Reading passage:

Is the S23 Hydro worth the extra $1,700 over the S21 XP?
Yes, from a cost-per-BTC perspective. The S23 Hydro costs $5,500 vs. $3,800 for the S21 XP, a $1,700 premium. But it produces 2.15x more BTC over 3 years (0.346 vs. 0.161 BTC). Hardware cost per BTC produced is $15,900 for the S23 vs. $23,602 for the S21 XP. The more expensive machine has a lower cost per unit of output because its efficiency produces more Bitcoin per dollar of electricity.
Can I run the S23 Hydro at home?
Not in most home setups. The S23 Hydro requires 380-415V three-phase industrial power and a liquid cooling loop with CDU, radiators, and plumbing. Standard residential electrical service is 220-240V single-phase. You would need an industrial electrical upgrade plus $5,000-$50,000+ in cooling infrastructure. Hosted mining at a professional facility is the practical path for running hydro-cooled hardware.
How loud is the S21 XP compared to the S23 Hydro? T
he S21 XP operates at approximately 75 dB, equivalent to a vacuum cleaner running continuously. The S23 Hydro operates at approximately 50 dB, equivalent to a quiet office. The 25 dB gap means the S21 XP is roughly 5.6x louder in perceived volume due to the logarithmic decibel scale. The S21 XP requires hearing protection within 1 meter and can cause neighbor complaints.
What about the S21 XP Hyd? How does it compare?
The S21 XP Hyd sits between the two: 473 TH/s at 12 J/TH, hydro cooled. It is 21% less efficient than the S23 Hydro (12 vs. 9.5 J/TH) but proven with 15+ months of field data. The right choice for operators who want hydro efficiency with a proven track record and can find discounted pricing as the S23 takes the flagship position. It still requires the same hydro infrastructure as the S23.
Should I wait for the S23 price to drop?
S23 Hydro pricing will likely decrease over the next 6-12 months as production scales. However, waiting means forgoing 6-12 months of Bitcoin production. At +$8.71/day net, 6 months of production earns approximately $1,568 in profit. If you expect prices to drop by more than $1,568, waiting makes sense. If less, deploying now is the better financial decision.
What happens to both miners after the 2028 halving?

Saved entries
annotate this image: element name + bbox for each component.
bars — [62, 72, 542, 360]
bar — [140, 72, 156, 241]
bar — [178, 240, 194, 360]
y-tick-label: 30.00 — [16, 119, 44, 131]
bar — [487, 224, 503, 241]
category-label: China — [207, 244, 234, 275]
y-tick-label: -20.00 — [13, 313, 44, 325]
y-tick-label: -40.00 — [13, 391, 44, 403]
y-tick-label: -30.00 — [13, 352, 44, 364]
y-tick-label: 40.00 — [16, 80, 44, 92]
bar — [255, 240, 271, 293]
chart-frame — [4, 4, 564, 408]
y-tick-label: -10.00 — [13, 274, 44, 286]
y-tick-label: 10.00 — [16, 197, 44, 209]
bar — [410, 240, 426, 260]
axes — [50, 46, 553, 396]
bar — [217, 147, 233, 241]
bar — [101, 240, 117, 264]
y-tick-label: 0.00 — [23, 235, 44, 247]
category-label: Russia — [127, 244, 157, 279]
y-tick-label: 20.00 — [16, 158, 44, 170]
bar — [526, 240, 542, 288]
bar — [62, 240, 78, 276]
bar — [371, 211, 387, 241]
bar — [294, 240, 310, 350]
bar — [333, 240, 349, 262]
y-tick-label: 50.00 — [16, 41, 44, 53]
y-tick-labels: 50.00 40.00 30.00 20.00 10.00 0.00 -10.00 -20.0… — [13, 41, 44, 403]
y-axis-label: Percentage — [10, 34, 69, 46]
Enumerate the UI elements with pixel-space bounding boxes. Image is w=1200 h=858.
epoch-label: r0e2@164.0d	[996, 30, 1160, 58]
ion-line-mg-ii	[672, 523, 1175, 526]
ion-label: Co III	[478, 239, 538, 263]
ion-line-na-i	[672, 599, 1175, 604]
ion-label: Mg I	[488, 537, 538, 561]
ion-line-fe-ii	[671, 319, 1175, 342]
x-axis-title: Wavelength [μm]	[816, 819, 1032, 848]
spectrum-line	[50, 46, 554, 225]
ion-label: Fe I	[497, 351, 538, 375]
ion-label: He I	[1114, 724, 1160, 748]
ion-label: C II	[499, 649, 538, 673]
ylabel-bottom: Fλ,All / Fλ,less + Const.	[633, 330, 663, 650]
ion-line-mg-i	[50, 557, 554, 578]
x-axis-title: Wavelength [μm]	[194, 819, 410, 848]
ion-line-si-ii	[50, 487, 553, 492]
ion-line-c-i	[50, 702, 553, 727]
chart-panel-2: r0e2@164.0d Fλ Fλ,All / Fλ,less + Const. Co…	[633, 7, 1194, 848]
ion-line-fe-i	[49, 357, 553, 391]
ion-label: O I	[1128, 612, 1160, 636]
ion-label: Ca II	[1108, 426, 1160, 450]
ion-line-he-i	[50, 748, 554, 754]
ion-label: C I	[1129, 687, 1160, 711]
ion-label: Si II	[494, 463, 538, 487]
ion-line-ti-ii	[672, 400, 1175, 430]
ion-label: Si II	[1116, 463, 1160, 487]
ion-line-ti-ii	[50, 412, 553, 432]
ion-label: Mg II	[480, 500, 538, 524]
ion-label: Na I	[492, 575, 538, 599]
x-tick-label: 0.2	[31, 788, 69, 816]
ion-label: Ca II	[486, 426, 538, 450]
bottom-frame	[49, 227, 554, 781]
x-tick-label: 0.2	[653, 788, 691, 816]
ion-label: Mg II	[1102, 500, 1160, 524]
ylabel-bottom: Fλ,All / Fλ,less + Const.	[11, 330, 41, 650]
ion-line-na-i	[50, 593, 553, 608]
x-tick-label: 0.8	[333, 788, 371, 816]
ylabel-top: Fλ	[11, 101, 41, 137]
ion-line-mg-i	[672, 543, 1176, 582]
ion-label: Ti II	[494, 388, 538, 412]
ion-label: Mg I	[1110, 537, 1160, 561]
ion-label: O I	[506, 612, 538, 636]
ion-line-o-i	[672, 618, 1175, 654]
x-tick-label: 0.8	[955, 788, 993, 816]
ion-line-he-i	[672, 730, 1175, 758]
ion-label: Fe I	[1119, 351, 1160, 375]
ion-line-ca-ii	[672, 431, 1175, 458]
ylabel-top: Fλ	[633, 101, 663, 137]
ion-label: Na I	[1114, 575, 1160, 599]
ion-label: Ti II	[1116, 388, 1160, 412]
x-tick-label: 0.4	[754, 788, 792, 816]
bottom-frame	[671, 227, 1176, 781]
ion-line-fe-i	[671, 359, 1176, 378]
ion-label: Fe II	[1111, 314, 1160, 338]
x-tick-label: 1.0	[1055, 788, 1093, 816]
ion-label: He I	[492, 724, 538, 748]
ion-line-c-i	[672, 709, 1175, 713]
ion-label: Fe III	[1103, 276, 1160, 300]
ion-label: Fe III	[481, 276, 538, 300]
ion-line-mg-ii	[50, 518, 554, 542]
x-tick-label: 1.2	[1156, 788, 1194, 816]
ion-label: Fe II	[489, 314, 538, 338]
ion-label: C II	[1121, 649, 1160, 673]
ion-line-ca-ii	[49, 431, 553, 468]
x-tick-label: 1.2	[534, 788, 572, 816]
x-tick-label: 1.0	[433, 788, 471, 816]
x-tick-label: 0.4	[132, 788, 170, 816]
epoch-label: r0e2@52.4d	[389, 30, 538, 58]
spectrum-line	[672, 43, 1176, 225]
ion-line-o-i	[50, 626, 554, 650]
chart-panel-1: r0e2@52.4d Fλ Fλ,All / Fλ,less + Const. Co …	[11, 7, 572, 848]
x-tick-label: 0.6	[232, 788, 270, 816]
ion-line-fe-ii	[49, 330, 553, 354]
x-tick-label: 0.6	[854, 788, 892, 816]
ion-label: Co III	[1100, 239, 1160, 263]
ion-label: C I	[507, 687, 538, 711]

The task:
Extend the Bitcoin miner FAQ comparing the S23 Hydro and the S21 XP from its final question onward. You won't need the items for this.

Response below:
The April 2028 halving cuts block rewards from 3.125 BTC to 1.5625 BTC, halving mining revenue at constant BTC prices. At $74,247 BTC, the S23 Hydro post-halving net drops to roughly +$1.00/day (still profitable). The S21 XP post-halving net drops to approximately -$2.50/day (loss). The S23 Hydro survives the halving. The S21 XP needs BTC above roughly $110,000 to remain profitable post-halving. Buy with the halving horizon in mind.
Which has better resale value in 18 months?
The S23 Hydro will hold value better. As the current flagship with no more efficient SHA-256 ASIC yet released, it commands premium pricing. The S21 XP is already mid-depreciation with prices down from $6,000+ at launch to $3,800 today. Expect further S21 XP depreciation as S23 production scales and secondary-market inventory builds. Both will retain some resale value through the 2028 halving, but the S23 Hydro retains proportionally more.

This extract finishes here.